DATASET EXTRACT:
+++

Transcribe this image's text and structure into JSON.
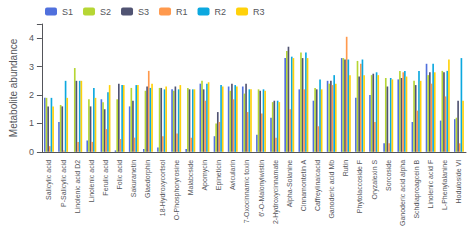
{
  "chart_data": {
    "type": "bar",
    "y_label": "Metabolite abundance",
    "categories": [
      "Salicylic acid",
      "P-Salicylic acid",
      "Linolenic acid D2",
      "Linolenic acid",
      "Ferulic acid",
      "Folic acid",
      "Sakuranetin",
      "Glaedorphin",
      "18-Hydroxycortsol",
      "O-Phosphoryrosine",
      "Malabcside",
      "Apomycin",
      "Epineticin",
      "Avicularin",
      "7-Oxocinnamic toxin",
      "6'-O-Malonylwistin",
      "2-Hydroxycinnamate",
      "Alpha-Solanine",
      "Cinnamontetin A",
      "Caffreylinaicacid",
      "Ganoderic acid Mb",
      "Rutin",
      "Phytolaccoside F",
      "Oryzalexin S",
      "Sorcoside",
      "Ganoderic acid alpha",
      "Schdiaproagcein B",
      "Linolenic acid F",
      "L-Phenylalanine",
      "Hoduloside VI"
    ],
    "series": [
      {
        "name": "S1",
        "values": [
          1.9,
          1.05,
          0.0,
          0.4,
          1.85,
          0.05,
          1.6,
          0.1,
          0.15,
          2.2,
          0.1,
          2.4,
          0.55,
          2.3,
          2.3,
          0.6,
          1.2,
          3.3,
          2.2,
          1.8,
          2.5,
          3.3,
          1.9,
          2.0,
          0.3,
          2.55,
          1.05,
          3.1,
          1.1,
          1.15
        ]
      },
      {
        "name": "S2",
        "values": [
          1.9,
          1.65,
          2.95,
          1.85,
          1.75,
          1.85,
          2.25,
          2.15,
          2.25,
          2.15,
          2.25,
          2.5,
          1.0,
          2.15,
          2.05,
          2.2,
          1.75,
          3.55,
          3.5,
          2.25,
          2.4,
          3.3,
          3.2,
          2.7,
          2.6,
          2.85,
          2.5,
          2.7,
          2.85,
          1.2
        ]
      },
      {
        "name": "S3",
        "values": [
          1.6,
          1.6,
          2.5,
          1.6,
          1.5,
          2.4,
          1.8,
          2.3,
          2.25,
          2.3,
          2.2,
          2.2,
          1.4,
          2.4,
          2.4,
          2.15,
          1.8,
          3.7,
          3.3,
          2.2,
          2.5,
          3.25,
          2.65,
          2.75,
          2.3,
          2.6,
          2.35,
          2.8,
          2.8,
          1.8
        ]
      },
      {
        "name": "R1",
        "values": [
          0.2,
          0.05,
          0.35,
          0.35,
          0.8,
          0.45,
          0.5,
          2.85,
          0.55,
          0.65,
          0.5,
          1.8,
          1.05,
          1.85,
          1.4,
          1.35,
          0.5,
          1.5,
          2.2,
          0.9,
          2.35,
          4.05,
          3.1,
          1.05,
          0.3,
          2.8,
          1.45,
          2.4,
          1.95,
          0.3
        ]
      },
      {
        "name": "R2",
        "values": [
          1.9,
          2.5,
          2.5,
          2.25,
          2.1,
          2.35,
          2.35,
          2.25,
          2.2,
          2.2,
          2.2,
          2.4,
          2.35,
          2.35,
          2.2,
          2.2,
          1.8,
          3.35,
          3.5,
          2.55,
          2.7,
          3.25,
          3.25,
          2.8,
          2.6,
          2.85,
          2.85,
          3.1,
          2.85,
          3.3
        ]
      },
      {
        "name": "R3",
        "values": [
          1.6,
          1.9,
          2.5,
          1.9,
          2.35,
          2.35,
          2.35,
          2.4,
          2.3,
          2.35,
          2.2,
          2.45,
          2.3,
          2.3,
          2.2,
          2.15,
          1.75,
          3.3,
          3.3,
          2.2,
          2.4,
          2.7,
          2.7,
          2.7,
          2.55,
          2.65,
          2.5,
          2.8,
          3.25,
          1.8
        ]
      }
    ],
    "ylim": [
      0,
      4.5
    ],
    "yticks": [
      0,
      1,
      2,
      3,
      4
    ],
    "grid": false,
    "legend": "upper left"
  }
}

+++

EXERCISE BRIEF: Check the listing above for "name". Show every line where it turns up.

TASK RESULT:
        "name": "S1",
        "name": "S2",
        "name": "S3",
        "name": "R1",
        "name": "R2",
        "name": "R3",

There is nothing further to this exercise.